EXERCISE DIRECTIONS: Extract each line of the data and write it out again exactly.
### INFORMATION SUPPLIED
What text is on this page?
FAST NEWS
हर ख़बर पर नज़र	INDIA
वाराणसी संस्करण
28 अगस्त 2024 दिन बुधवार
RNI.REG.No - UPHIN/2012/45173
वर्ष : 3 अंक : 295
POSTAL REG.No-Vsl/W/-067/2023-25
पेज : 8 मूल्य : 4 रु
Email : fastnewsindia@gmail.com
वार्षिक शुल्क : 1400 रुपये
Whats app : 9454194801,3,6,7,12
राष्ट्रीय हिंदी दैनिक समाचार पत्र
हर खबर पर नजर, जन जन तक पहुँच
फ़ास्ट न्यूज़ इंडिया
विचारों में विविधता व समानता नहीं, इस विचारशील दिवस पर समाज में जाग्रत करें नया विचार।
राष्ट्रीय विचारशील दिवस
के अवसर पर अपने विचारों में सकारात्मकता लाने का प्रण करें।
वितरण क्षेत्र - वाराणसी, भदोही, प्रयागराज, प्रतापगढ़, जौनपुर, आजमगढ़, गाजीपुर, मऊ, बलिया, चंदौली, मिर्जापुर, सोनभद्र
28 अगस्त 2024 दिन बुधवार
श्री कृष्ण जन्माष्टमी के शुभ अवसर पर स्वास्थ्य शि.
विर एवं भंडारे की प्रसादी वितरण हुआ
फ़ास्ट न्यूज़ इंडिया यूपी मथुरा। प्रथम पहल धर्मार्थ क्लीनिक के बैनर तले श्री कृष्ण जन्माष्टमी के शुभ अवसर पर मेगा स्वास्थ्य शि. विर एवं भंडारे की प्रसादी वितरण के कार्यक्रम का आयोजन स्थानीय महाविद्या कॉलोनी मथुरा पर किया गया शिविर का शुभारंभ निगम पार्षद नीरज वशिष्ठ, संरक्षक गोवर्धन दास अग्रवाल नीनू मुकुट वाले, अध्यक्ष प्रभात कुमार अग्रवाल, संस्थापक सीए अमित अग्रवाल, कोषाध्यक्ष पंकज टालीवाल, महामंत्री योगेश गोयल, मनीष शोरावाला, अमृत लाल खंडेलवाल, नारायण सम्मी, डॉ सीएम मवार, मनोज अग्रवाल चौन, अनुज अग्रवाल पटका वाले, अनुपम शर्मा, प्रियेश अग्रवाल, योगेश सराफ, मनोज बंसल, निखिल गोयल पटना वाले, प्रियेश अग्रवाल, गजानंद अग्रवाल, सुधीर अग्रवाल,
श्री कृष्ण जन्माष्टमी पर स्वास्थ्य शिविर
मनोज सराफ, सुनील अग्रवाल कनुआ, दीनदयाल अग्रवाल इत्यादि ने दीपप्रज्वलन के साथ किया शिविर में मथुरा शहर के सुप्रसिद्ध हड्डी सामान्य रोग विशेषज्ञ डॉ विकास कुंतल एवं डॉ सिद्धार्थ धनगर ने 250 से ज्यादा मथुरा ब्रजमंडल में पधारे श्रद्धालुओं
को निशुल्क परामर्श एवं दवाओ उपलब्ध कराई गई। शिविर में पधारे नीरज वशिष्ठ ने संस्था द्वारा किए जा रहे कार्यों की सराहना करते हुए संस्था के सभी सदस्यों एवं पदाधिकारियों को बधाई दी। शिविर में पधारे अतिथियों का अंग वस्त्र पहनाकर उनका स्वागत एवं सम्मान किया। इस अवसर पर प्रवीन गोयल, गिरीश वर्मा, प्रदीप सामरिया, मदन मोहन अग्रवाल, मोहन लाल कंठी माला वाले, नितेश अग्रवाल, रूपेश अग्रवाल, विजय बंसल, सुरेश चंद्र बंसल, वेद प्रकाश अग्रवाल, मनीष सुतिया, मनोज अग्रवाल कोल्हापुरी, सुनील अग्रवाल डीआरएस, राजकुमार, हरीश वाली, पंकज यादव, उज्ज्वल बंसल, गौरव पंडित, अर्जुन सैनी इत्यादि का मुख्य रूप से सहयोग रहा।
######
SOLUTION TO THE PROBLEM:
What text is on this page?
FAST NEWS
हर ख़बर पर नज़र	INDIA
वाराणसी संस्करण
28 अगस्त 2024 दिन बुधवार
RNI.REG.No - UPHIN/2012/45173
वर्ष : 3 अंक : 295
POSTAL REG.No-Vsl/W/-067/2023-25
पेज : 8 मूल्य : 4 रु
Email : fastnewsindia@gmail.com
वार्षिक शुल्क : 1400 रुपये
Whats app : 9454194801,3,6,7,12
राष्ट्रीय हिंदी दैनिक समाचार पत्र
हर खबर पर नजर, जन जन तक पहुँच
फ़ास्ट न्यूज़ इंडिया
विचारों में विविधता व समानता नहीं, इस विचारशील दिवस पर समाज में जाग्रत करें नया विचार।
राष्ट्रीय विचारशील दिवस
के अवसर पर अपने विचारों में सकारात्मकता लाने का प्रण करें।
वितरण क्षेत्र - वाराणसी, भदोही, प्रयागराज, प्रतापगढ़, जौनपुर, आजमगढ़, गाजीपुर, मऊ, बलिया, चंदौली, मिर्जापुर, सोनभद्र
28 अगस्त 2024 दिन बुधवार
श्री कृष्ण जन्माष्टमी के शुभ अवसर पर स्वास्थ्य शि.
विर एवं भंडारे की प्रसादी वितरण हुआ
फ़ास्ट न्यूज़ इंडिया यूपी मथुरा। प्रथम पहल धर्मार्थ क्लीनिक के बैनर तले श्री कृष्ण जन्माष्टमी के शुभ अवसर पर मेगा स्वास्थ्य शि. विर एवं भंडारे की प्रसादी वितरण के कार्यक्रम का आयोजन स्थानीय महाविद्या कॉलोनी मथुरा पर किया गया शिविर का शुभारंभ निगम पार्षद नीरज वशिष्ठ, संरक्षक गोवर्धन दास अग्रवाल नीनू मुकुट वाले, अध्यक्ष प्रभात कुमार अग्रवाल, संस्थापक सीए अमित अग्रवाल, कोषाध्यक्ष पंकज टालीवाल, महामंत्री योगेश गोयल, मनीष शोरावाला, अमृत लाल खंडेलवाल, नारायण सम्मी, डॉ सीएम मवार, मनोज अग्रवाल चौन, अनुज अग्रवाल पटका वाले, अनुपम शर्मा, प्रियेश अग्रवाल, योगेश सराफ, मनोज बंसल, निखिल गोयल पटना वाले, प्रियेश अग्रवाल, गजानंद अग्रवाल, सुधीर अग्रवाल,
श्री कृष्ण जन्माष्टमी पर स्वास्थ्य शिविर
मनोज सराफ, सुनील अग्रवाल कनुआ, दीनदयाल अग्रवाल इत्यादि ने दीपप्रज्वलन के साथ किया शिविर में मथुरा शहर के सुप्रसिद्ध हड्डी सामान्य रोग विशेषज्ञ डॉ विकास कुंतल एवं डॉ सिद्धार्थ धनगर ने 250 से ज्यादा मथुरा ब्रजमंडल में पधारे श्रद्धालुओं
को निशुल्क परामर्श एवं दवाओ उपलब्ध कराई गई। शिविर में पधारे नीरज वशिष्ठ ने संस्था द्वारा किए जा रहे कार्यों की सराहना करते हुए संस्था के सभी सदस्यों एवं पदाधिकारियों को बधाई दी। शिविर में पधारे अतिथियों का अंग वस्त्र पहनाकर उनका स्वागत एवं सम्मान किया। इस अवसर पर प्रवीन गोयल, गिरीश वर्मा, प्रदीप सामरिया, मदन मोहन अग्रवाल, मोहन लाल कंठी माला वाले, नितेश अग्रवाल, रूपेश अग्रवाल, विजय बंसल, सुरेश चंद्र बंसल, वेद प्रकाश अग्रवाल, मनीष सुतिया, मनोज अग्रवाल कोल्हापुरी, सुनील अग्रवाल डीआरएस, राजकुमार, हरीश वाली, पंकज यादव, उज्ज्वल बंसल, गौरव पंडित, अर्जुन सैनी इत्यादि का मुख्य रूप से सहयोग रहा।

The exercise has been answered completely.